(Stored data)
....

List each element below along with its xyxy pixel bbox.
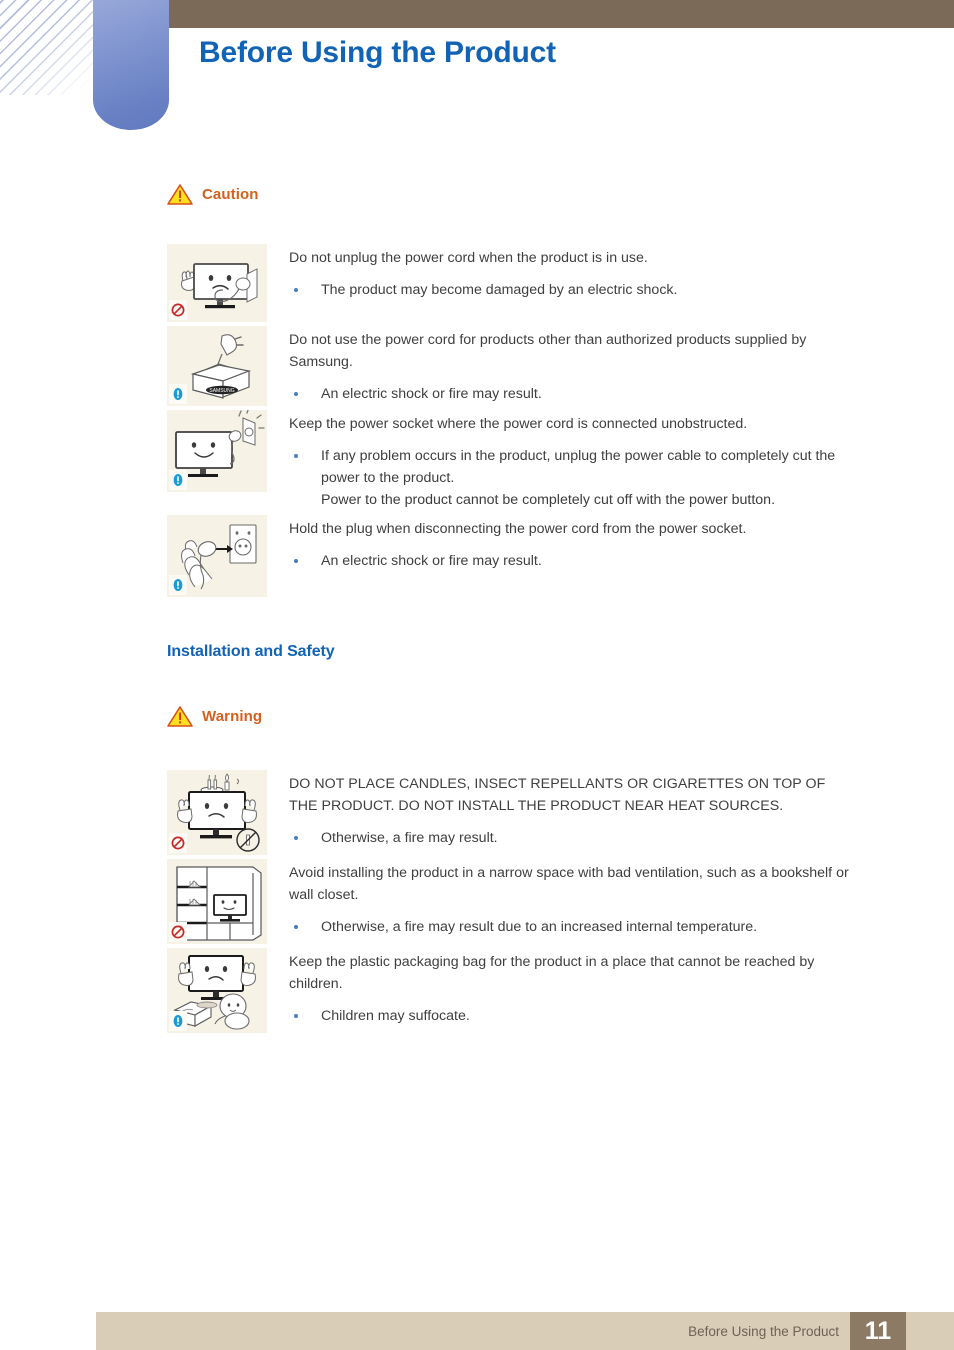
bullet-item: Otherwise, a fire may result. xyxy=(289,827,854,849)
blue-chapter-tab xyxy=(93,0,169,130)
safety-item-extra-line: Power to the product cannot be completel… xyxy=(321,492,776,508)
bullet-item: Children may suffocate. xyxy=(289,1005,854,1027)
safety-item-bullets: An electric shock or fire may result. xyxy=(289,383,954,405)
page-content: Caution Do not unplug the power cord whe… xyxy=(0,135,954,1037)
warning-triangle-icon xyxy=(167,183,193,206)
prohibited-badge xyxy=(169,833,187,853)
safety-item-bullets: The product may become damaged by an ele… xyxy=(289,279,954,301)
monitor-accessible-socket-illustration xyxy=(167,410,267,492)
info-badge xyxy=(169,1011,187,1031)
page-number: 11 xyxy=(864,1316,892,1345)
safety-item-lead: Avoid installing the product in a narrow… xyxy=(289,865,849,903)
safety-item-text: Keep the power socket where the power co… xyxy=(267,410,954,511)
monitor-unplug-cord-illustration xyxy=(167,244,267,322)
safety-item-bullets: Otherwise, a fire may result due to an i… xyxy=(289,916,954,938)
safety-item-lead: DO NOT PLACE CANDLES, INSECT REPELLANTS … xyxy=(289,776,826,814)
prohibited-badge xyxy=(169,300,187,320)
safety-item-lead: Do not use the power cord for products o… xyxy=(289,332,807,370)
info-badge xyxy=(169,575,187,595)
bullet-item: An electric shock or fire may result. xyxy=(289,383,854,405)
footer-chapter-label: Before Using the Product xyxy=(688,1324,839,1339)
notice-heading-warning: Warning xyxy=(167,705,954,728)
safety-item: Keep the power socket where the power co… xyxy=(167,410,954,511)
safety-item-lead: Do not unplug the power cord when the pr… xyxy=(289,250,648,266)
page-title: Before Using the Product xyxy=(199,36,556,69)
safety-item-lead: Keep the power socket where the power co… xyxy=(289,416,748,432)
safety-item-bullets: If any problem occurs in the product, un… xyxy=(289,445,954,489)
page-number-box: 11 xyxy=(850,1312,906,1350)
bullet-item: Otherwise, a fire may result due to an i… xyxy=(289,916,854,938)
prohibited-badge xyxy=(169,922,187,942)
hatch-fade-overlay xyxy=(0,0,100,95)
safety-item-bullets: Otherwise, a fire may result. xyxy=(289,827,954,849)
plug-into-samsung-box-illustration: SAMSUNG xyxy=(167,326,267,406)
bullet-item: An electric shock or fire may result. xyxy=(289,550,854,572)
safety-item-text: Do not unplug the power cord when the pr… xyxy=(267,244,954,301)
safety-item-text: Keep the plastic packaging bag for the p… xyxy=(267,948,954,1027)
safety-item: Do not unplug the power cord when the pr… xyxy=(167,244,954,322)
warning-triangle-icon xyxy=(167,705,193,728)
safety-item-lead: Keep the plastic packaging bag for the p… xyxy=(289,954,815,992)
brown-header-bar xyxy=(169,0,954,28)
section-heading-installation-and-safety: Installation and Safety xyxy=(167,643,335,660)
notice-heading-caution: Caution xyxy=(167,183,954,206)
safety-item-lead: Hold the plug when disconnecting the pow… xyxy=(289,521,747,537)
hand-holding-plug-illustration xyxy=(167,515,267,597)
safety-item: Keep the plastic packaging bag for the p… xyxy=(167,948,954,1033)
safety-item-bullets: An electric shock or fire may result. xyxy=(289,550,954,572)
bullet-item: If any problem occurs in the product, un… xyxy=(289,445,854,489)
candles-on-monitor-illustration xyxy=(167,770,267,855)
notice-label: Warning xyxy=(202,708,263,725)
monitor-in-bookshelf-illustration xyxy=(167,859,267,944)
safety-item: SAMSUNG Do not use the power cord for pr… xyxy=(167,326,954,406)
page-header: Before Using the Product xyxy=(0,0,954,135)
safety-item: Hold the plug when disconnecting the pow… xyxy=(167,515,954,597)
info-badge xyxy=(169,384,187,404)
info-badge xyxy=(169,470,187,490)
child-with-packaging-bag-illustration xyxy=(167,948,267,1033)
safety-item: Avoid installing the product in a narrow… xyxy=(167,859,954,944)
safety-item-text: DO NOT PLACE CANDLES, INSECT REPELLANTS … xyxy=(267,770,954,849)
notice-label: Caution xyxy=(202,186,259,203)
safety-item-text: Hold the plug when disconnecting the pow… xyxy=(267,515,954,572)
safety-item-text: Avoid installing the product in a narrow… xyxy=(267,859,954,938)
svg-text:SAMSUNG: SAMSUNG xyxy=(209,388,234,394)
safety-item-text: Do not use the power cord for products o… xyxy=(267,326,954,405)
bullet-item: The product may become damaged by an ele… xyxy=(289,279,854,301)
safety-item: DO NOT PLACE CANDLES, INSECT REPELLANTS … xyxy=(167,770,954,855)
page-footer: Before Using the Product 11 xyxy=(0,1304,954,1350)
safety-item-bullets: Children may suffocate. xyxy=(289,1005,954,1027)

....

● EXERCISE DIRECTIONS:
Write out all of these lines exactly, leaving out the pictures.

● RIGHT ANSWER:
List each element below along with its xyxy pixel bbox.
bullet-item: Otherwise, a fire may result. xyxy=(289,827,854,849)
blue-chapter-tab xyxy=(93,0,169,130)
safety-item-extra-line: Power to the product cannot be completel… xyxy=(321,492,776,508)
bullet-item: Children may suffocate. xyxy=(289,1005,854,1027)
safety-item-bullets: An electric shock or fire may result. xyxy=(289,383,954,405)
page-content: Caution Do not unplug the power cord whe… xyxy=(0,135,954,1037)
warning-triangle-icon xyxy=(167,183,193,206)
prohibited-badge xyxy=(169,833,187,853)
safety-item-bullets: The product may become damaged by an ele… xyxy=(289,279,954,301)
monitor-accessible-socket-illustration xyxy=(167,410,267,492)
info-badge xyxy=(169,1011,187,1031)
page-number: 11 xyxy=(864,1316,892,1345)
safety-item-lead: Avoid installing the product in a narrow… xyxy=(289,865,849,903)
safety-item-text: Keep the power socket where the power co… xyxy=(267,410,954,511)
monitor-unplug-cord-illustration xyxy=(167,244,267,322)
safety-item-bullets: Otherwise, a fire may result due to an i… xyxy=(289,916,954,938)
safety-item-lead: DO NOT PLACE CANDLES, INSECT REPELLANTS … xyxy=(289,776,826,814)
prohibited-badge xyxy=(169,300,187,320)
safety-item-lead: Do not use the power cord for products o… xyxy=(289,332,807,370)
info-badge xyxy=(169,575,187,595)
bullet-item: An electric shock or fire may result. xyxy=(289,383,854,405)
footer-chapter-label: Before Using the Product xyxy=(688,1324,839,1339)
notice-heading-warning: Warning xyxy=(167,705,954,728)
safety-item: Keep the power socket where the power co… xyxy=(167,410,954,511)
safety-item-lead: Do not unplug the power cord when the pr… xyxy=(289,250,648,266)
page-title: Before Using the Product xyxy=(199,36,556,69)
safety-item-lead: Keep the power socket where the power co… xyxy=(289,416,748,432)
safety-item-bullets: If any problem occurs in the product, un… xyxy=(289,445,954,489)
page-number-box: 11 xyxy=(850,1312,906,1350)
bullet-item: Otherwise, a fire may result due to an i… xyxy=(289,916,854,938)
prohibited-badge xyxy=(169,922,187,942)
hatch-fade-overlay xyxy=(0,0,100,95)
safety-item-bullets: Otherwise, a fire may result. xyxy=(289,827,954,849)
plug-into-samsung-box-illustration: SAMSUNG xyxy=(167,326,267,406)
bullet-item: An electric shock or fire may result. xyxy=(289,550,854,572)
safety-item-text: Do not unplug the power cord when the pr… xyxy=(267,244,954,301)
safety-item-text: Keep the plastic packaging bag for the p… xyxy=(267,948,954,1027)
safety-item: Do not unplug the power cord when the pr… xyxy=(167,244,954,322)
warning-triangle-icon xyxy=(167,705,193,728)
safety-item-lead: Keep the plastic packaging bag for the p… xyxy=(289,954,815,992)
brown-header-bar xyxy=(169,0,954,28)
section-heading-installation-and-safety: Installation and Safety xyxy=(167,643,335,660)
notice-heading-caution: Caution xyxy=(167,183,954,206)
safety-item-lead: Hold the plug when disconnecting the pow… xyxy=(289,521,747,537)
hand-holding-plug-illustration xyxy=(167,515,267,597)
safety-item: Keep the plastic packaging bag for the p… xyxy=(167,948,954,1033)
safety-item-bullets: An electric shock or fire may result. xyxy=(289,550,954,572)
bullet-item: If any problem occurs in the product, un… xyxy=(289,445,854,489)
candles-on-monitor-illustration xyxy=(167,770,267,855)
notice-label: Warning xyxy=(202,708,263,725)
monitor-in-bookshelf-illustration xyxy=(167,859,267,944)
safety-item: SAMSUNG Do not use the power cord for pr… xyxy=(167,326,954,406)
page-header: Before Using the Product xyxy=(0,0,954,135)
safety-item: Hold the plug when disconnecting the pow… xyxy=(167,515,954,597)
info-badge xyxy=(169,384,187,404)
info-badge xyxy=(169,470,187,490)
child-with-packaging-bag-illustration xyxy=(167,948,267,1033)
safety-item: Avoid installing the product in a narrow… xyxy=(167,859,954,944)
safety-item-text: DO NOT PLACE CANDLES, INSECT REPELLANTS … xyxy=(267,770,954,849)
notice-label: Caution xyxy=(202,186,259,203)
safety-item-text: Hold the plug when disconnecting the pow… xyxy=(267,515,954,572)
safety-item-text: Avoid installing the product in a narrow… xyxy=(267,859,954,938)
svg-text:SAMSUNG: SAMSUNG xyxy=(209,388,234,394)
safety-item-text: Do not use the power cord for products o… xyxy=(267,326,954,405)
bullet-item: The product may become damaged by an ele… xyxy=(289,279,854,301)
safety-item: DO NOT PLACE CANDLES, INSECT REPELLANTS … xyxy=(167,770,954,855)
page-footer: Before Using the Product 11 xyxy=(0,1304,954,1350)
safety-item-bullets: Children may suffocate. xyxy=(289,1005,954,1027)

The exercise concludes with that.